Figure record extracts:
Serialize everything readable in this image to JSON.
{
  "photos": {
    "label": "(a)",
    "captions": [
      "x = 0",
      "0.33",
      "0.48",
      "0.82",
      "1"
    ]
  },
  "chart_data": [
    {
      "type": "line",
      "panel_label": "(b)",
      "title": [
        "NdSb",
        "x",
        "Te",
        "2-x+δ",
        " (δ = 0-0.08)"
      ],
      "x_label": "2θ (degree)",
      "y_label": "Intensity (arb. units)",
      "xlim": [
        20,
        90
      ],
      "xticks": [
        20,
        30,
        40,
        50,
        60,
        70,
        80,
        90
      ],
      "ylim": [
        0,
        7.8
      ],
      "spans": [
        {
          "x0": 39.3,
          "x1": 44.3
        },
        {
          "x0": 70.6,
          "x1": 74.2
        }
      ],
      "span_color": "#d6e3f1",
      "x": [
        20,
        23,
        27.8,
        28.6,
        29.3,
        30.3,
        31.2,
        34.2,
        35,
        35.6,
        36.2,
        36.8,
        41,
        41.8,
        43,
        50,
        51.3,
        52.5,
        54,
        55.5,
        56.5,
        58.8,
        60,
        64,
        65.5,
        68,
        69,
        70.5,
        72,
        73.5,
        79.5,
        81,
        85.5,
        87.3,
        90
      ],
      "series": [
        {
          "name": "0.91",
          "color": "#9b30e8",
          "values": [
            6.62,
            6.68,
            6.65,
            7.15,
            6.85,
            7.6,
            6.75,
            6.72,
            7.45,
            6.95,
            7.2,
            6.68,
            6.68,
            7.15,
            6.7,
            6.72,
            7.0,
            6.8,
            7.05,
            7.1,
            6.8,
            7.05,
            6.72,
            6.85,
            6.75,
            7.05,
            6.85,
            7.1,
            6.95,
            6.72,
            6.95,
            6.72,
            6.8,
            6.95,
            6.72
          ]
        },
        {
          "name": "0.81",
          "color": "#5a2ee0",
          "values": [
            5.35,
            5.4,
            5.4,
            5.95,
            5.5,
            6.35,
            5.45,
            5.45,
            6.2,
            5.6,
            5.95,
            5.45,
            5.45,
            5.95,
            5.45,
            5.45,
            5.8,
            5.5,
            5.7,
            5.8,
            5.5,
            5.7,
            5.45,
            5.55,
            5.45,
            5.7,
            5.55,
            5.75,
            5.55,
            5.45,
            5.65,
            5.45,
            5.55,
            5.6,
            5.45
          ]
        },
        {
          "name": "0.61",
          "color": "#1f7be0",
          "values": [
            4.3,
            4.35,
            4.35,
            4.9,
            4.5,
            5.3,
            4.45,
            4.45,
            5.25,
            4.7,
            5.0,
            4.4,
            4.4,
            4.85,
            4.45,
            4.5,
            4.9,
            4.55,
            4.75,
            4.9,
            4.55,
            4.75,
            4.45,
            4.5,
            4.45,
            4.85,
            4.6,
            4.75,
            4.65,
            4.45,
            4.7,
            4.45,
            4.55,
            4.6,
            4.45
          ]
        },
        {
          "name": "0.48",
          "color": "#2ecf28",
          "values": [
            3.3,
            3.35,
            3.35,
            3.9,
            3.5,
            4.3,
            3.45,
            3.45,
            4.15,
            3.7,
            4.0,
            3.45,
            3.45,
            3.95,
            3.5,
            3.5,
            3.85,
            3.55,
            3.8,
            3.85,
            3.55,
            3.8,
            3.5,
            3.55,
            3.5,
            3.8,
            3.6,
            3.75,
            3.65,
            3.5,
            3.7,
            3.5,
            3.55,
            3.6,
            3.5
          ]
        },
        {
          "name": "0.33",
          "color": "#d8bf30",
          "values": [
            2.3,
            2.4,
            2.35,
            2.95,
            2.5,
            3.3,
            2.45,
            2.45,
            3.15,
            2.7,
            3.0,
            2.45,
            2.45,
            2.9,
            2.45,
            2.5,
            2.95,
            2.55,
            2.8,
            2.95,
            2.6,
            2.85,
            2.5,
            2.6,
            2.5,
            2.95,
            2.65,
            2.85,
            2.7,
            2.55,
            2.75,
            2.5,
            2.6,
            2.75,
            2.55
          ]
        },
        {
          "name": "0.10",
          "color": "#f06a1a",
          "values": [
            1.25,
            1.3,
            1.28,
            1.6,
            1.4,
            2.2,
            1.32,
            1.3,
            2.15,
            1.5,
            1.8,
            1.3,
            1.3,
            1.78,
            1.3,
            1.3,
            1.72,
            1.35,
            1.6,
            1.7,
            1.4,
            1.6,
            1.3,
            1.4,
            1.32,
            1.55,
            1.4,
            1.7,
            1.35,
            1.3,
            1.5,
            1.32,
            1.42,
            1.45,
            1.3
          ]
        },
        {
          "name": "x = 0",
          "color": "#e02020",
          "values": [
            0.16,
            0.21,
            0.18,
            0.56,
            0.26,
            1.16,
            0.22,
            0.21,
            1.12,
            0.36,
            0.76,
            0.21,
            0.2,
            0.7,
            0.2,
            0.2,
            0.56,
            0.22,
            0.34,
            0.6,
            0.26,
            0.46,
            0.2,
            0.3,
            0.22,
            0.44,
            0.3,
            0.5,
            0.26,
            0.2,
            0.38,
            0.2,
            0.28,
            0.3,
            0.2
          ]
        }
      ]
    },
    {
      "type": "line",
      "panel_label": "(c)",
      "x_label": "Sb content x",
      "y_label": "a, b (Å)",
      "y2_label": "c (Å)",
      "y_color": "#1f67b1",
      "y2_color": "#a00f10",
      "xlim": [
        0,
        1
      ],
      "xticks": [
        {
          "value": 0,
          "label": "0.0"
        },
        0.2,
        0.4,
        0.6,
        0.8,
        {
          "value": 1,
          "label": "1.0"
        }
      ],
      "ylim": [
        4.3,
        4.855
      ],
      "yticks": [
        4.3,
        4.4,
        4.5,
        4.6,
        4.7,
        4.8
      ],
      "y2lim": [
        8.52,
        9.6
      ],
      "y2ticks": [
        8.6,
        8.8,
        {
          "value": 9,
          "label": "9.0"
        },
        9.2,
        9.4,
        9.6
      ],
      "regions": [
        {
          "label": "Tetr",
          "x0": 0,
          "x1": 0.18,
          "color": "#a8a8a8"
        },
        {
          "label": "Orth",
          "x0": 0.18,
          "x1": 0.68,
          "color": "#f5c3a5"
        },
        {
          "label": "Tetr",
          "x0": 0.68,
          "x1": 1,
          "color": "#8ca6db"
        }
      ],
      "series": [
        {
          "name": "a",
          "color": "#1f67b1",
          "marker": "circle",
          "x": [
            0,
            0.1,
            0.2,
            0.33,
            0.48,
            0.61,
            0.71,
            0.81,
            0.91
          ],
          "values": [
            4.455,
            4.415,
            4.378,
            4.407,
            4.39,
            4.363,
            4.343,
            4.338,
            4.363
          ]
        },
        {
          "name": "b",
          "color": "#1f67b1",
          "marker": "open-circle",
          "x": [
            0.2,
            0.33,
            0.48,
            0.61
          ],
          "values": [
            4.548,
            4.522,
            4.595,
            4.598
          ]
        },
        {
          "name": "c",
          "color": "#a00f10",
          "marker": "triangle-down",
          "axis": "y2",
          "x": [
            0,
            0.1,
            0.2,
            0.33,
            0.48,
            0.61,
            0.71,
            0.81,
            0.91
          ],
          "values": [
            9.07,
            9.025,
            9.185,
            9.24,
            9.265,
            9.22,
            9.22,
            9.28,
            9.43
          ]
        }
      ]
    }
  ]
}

==

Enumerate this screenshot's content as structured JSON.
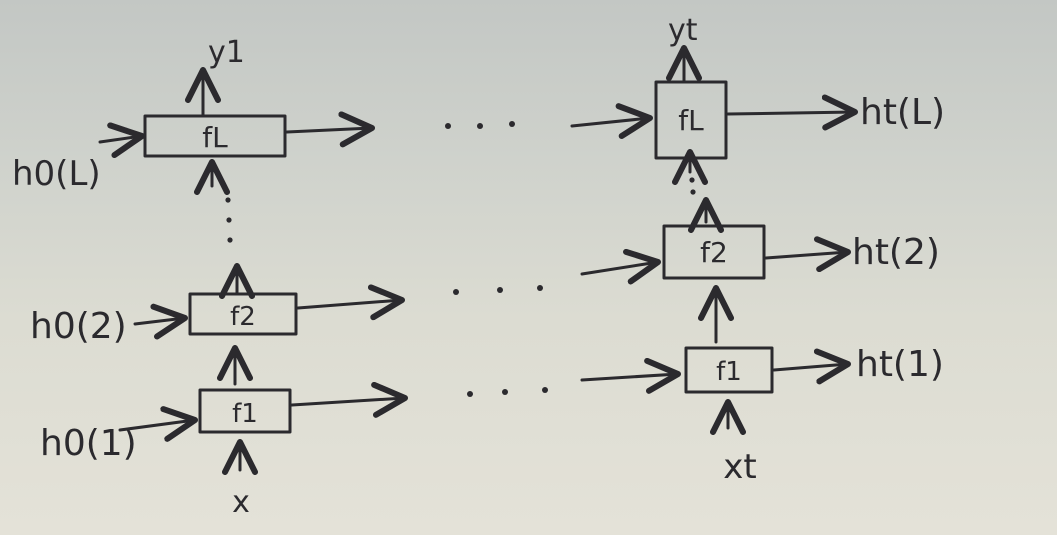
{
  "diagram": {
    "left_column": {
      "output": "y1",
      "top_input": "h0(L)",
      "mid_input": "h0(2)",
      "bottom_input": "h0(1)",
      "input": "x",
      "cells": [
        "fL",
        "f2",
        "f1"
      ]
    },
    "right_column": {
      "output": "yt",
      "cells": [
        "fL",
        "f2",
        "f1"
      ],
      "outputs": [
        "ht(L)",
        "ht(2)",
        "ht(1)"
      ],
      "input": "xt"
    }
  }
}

...

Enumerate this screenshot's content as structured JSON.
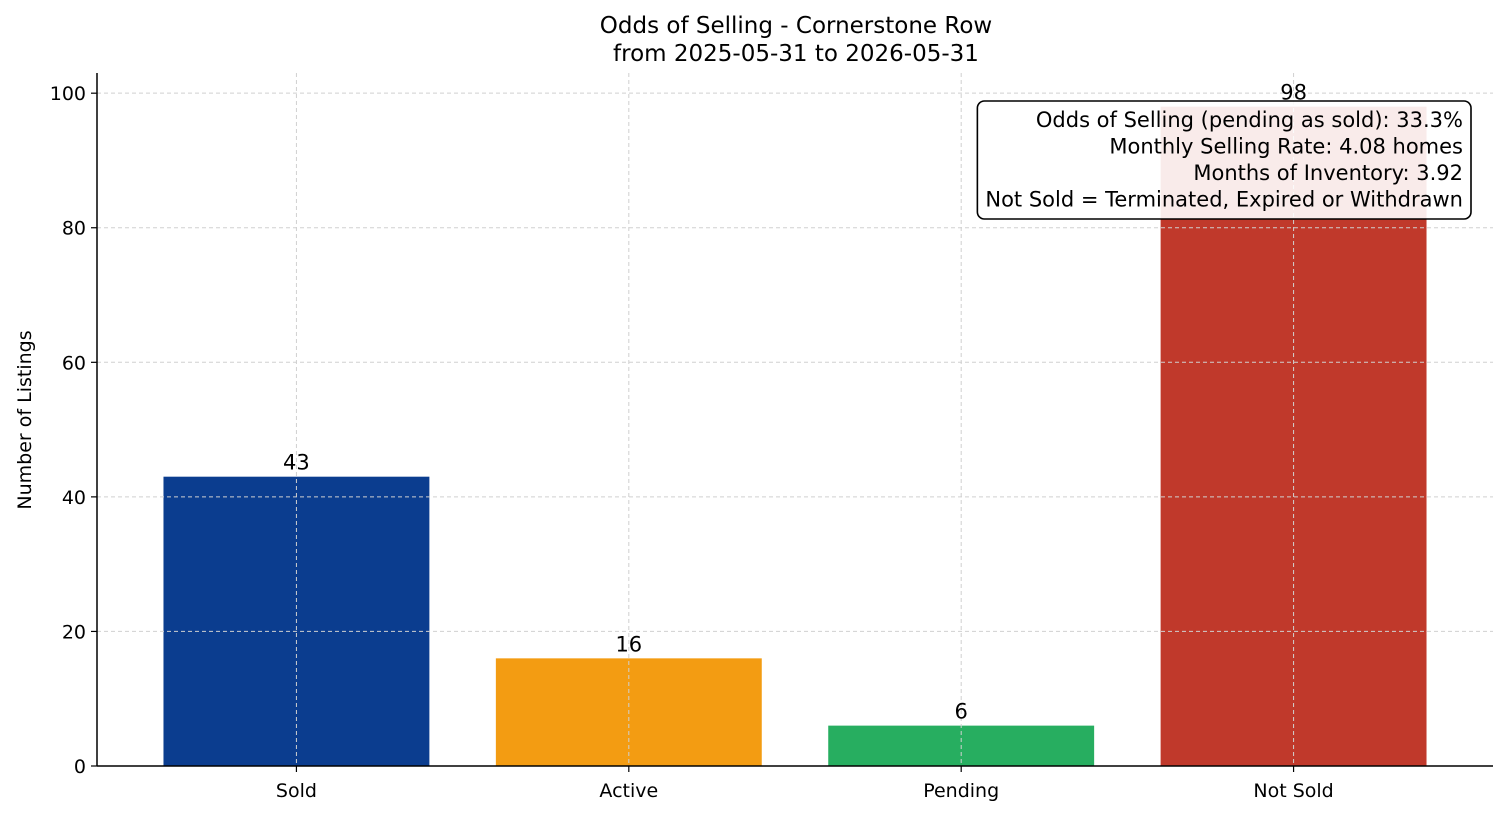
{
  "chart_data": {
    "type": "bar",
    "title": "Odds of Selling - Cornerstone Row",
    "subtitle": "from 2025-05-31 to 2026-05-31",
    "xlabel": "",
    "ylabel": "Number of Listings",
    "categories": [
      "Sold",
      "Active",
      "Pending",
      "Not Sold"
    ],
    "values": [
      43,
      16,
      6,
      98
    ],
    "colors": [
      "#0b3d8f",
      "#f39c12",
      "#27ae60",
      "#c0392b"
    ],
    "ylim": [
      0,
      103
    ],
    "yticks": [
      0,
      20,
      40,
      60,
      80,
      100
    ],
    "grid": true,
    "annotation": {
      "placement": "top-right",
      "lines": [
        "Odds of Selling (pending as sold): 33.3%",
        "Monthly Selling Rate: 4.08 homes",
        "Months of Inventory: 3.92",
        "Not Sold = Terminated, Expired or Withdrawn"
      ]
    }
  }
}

Exercise objective: Gather, from the listing above, every line carrying the word "name".

Response to this exercise:
          "name": "0.91",
          "name": "0.81",
          "name": "0.61",
          "name": "0.48",
          "name": "0.33",
          "name": "0.10",
          "name": "x = 0",
          "name": "a",
          "name": "b",
          "name": "c",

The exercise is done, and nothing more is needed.